**WRITTEN REQUEST:** Pick out the lines below that contain the string "Bordeaux" and copy them all.

Data entries:

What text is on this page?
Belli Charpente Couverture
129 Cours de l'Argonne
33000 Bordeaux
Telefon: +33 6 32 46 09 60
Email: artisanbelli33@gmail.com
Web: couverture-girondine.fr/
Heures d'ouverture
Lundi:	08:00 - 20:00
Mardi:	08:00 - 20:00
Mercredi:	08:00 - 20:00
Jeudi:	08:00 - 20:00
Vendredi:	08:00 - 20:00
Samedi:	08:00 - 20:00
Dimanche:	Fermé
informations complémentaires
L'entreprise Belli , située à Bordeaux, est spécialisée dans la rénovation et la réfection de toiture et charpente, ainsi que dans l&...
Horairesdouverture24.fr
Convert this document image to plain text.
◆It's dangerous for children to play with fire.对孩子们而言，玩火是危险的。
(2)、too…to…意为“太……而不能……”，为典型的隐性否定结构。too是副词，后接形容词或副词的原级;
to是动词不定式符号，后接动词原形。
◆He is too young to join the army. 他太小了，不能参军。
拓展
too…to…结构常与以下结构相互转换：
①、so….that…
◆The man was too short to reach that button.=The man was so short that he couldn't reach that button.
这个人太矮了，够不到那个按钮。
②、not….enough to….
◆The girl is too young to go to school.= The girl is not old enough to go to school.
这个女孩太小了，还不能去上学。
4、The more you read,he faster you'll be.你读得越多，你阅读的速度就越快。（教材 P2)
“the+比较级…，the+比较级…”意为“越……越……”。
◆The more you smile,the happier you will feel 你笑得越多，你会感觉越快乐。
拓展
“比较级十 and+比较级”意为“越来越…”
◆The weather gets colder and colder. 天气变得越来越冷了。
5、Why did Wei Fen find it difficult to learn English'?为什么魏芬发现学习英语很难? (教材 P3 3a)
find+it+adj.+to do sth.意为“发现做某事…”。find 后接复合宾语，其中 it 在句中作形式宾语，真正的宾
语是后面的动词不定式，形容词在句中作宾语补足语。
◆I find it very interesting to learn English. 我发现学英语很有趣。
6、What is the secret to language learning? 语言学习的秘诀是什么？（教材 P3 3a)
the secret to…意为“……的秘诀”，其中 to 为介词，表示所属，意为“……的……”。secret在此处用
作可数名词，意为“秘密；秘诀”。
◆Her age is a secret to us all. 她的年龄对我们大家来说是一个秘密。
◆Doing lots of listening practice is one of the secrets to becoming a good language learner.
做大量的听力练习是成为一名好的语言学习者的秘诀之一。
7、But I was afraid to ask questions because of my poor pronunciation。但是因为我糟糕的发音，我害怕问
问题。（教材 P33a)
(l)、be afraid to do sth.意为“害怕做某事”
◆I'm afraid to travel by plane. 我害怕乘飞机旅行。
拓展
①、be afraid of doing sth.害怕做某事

**REPLY TO THE EXERCISE:**
33000 Bordeaux
L'entreprise Belli , située à Bordeaux, est spécialisée dans la rénovation et la réfection de toiture et charpente, ainsi que dans l&...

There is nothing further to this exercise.